> Task to complete:
Reproduce this listing in full.

Extracted records:
§
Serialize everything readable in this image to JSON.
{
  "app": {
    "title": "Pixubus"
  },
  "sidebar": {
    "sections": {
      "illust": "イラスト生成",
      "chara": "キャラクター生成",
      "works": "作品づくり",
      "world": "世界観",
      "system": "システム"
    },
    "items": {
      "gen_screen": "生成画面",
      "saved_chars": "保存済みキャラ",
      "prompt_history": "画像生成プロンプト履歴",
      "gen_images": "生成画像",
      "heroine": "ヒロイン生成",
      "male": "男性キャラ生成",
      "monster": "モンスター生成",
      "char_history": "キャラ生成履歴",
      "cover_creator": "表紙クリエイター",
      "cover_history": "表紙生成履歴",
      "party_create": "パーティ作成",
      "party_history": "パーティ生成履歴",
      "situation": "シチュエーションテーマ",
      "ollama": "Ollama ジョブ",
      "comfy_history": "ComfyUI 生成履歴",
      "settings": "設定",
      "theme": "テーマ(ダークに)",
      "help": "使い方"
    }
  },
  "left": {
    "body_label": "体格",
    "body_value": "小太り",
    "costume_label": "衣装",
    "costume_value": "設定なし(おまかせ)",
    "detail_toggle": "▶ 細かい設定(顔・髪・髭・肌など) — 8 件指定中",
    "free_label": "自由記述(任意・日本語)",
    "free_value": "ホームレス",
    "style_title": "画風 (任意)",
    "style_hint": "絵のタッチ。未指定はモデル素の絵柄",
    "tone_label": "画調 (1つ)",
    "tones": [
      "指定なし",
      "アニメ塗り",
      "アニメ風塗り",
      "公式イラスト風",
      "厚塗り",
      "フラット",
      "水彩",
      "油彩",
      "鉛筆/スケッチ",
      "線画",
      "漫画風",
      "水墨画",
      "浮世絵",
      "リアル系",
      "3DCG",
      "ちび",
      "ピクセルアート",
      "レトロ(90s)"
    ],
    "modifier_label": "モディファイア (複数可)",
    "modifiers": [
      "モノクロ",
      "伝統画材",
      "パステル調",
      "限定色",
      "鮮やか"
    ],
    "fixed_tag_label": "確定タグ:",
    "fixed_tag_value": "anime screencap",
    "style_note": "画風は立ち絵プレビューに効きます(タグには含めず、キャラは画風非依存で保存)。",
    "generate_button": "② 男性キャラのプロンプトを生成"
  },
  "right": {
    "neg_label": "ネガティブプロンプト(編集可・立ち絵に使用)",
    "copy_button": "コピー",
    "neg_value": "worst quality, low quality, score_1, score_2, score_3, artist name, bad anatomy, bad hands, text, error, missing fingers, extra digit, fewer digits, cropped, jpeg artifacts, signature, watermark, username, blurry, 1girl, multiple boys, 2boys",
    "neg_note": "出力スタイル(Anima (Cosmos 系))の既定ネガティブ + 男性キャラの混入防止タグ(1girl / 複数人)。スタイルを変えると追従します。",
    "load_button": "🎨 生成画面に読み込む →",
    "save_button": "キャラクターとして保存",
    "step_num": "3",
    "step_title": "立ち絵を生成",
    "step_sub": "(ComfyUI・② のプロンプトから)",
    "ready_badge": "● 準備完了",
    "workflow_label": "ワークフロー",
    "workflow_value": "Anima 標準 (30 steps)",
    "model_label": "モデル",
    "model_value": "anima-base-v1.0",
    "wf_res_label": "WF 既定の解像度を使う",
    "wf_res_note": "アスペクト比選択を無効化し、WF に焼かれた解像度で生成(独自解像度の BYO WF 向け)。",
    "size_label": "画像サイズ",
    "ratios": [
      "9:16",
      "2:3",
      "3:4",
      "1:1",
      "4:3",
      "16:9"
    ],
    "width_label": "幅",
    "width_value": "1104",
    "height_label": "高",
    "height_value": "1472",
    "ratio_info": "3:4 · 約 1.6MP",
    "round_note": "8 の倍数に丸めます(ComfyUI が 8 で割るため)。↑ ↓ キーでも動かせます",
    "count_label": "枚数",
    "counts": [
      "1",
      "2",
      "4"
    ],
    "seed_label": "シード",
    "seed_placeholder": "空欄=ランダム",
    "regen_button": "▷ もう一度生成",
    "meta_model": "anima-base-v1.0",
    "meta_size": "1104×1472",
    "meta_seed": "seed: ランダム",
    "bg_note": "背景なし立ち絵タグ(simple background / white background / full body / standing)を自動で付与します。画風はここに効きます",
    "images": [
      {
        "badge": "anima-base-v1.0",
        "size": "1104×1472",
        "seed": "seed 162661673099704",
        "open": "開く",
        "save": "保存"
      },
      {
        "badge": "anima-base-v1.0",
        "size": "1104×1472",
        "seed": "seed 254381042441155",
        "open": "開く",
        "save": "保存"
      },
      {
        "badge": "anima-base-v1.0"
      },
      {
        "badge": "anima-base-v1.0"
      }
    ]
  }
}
§
> Output of the task:
Serialize everything readable in this image to JSON.
{
  "app": {
    "title": "Pixubus"
  },
  "sidebar": {
    "sections": {
      "illust": "イラスト生成",
      "chara": "キャラクター生成",
      "works": "作品づくり",
      "world": "世界観",
      "system": "システム"
    },
    "items": {
      "gen_screen": "生成画面",
      "saved_chars": "保存済みキャラ",
      "prompt_history": "画像生成プロンプト履歴",
      "gen_images": "生成画像",
      "heroine": "ヒロイン生成",
      "male": "男性キャラ生成",
      "monster": "モンスター生成",
      "char_history": "キャラ生成履歴",
      "cover_creator": "表紙クリエイター",
      "cover_history": "表紙生成履歴",
      "party_create": "パーティ作成",
      "party_history": "パーティ生成履歴",
      "situation": "シチュエーションテーマ",
      "ollama": "Ollama ジョブ",
      "comfy_history": "ComfyUI 生成履歴",
      "settings": "設定",
      "theme": "テーマ(ダークに)",
      "help": "使い方"
    }
  },
  "left": {
    "body_label": "体格",
    "body_value": "小太り",
    "costume_label": "衣装",
    "costume_value": "設定なし(おまかせ)",
    "detail_toggle": "▶ 細かい設定(顔・髪・髭・肌など) — 8 件指定中",
    "free_label": "自由記述(任意・日本語)",
    "free_value": "ホームレス",
    "style_title": "画風 (任意)",
    "style_hint": "絵のタッチ。未指定はモデル素の絵柄",
    "tone_label": "画調 (1つ)",
    "tones": [
      "指定なし",
      "アニメ塗り",
      "アニメ風塗り",
      "公式イラスト風",
      "厚塗り",
      "フラット",
      "水彩",
      "油彩",
      "鉛筆/スケッチ",
      "線画",
      "漫画風",
      "水墨画",
      "浮世絵",
      "リアル系",
      "3DCG",
      "ちび",
      "ピクセルアート",
      "レトロ(90s)"
    ],
    "modifier_label": "モディファイア (複数可)",
    "modifiers": [
      "モノクロ",
      "伝統画材",
      "パステル調",
      "限定色",
      "鮮やか"
    ],
    "fixed_tag_label": "確定タグ:",
    "fixed_tag_value": "anime screencap",
    "style_note": "画風は立ち絵プレビューに効きます(タグには含めず、キャラは画風非依存で保存)。",
    "generate_button": "② 男性キャラのプロンプトを生成"
  },
  "right": {
    "neg_label": "ネガティブプロンプト(編集可・立ち絵に使用)",
    "copy_button": "コピー",
    "neg_value": "worst quality, low quality, score_1, score_2, score_3, artist name, bad anatomy, bad hands, text, error, missing fingers, extra digit, fewer digits, cropped, jpeg artifacts, signature, watermark, username, blurry, 1girl, multiple boys, 2boys",
    "neg_note": "出力スタイル(Anima (Cosmos 系))の既定ネガティブ + 男性キャラの混入防止タグ(1girl / 複数人)。スタイルを変えると追従します。",
    "load_button": "🎨 生成画面に読み込む →",
    "save_button": "キャラクターとして保存",
    "step_num": "3",
    "step_title": "立ち絵を生成",
    "step_sub": "(ComfyUI・② のプロンプトから)",
    "ready_badge": "● 準備完了",
    "workflow_label": "ワークフロー",
    "workflow_value": "Anima 標準 (30 steps)",
    "model_label": "モデル",
    "model_value": "anima-base-v1.0",
    "wf_res_label": "WF 既定の解像度を使う",
    "wf_res_note": "アスペクト比選択を無効化し、WF に焼かれた解像度で生成(独自解像度の BYO WF 向け)。",
    "size_label": "画像サイズ",
    "ratios": [
      "9:16",
      "2:3",
      "3:4",
      "1:1",
      "4:3",
      "16:9"
    ],
    "width_label": "幅",
    "width_value": "1104",
    "height_label": "高",
    "height_value": "1472",
    "ratio_info": "3:4 · 約 1.6MP",
    "round_note": "8 の倍数に丸めます(ComfyUI が 8 で割るため)。↑ ↓ キーでも動かせます",
    "count_label": "枚数",
    "counts": [
      "1",
      "2",
      "4"
    ],
    "seed_label": "シード",
    "seed_placeholder": "空欄=ランダム",
    "regen_button": "▷ もう一度生成",
    "meta_model": "anima-base-v1.0",
    "meta_size": "1104×1472",
    "meta_seed": "seed: ランダム",
    "bg_note": "背景なし立ち絵タグ(simple background / white background / full body / standing)を自動で付与します。画風はここに効きます",
    "images": [
      {
        "badge": "anima-base-v1.0",
        "size": "1104×1472",
        "seed": "seed 162661673099704",
        "open": "開く",
        "save": "保存"
      },
      {
        "badge": "anima-base-v1.0",
        "size": "1104×1472",
        "seed": "seed 254381042441155",
        "open": "開く",
        "save": "保存"
      },
      {
        "badge": "anima-base-v1.0"
      },
      {
        "badge": "anima-base-v1.0"
      }
    ]
  }
}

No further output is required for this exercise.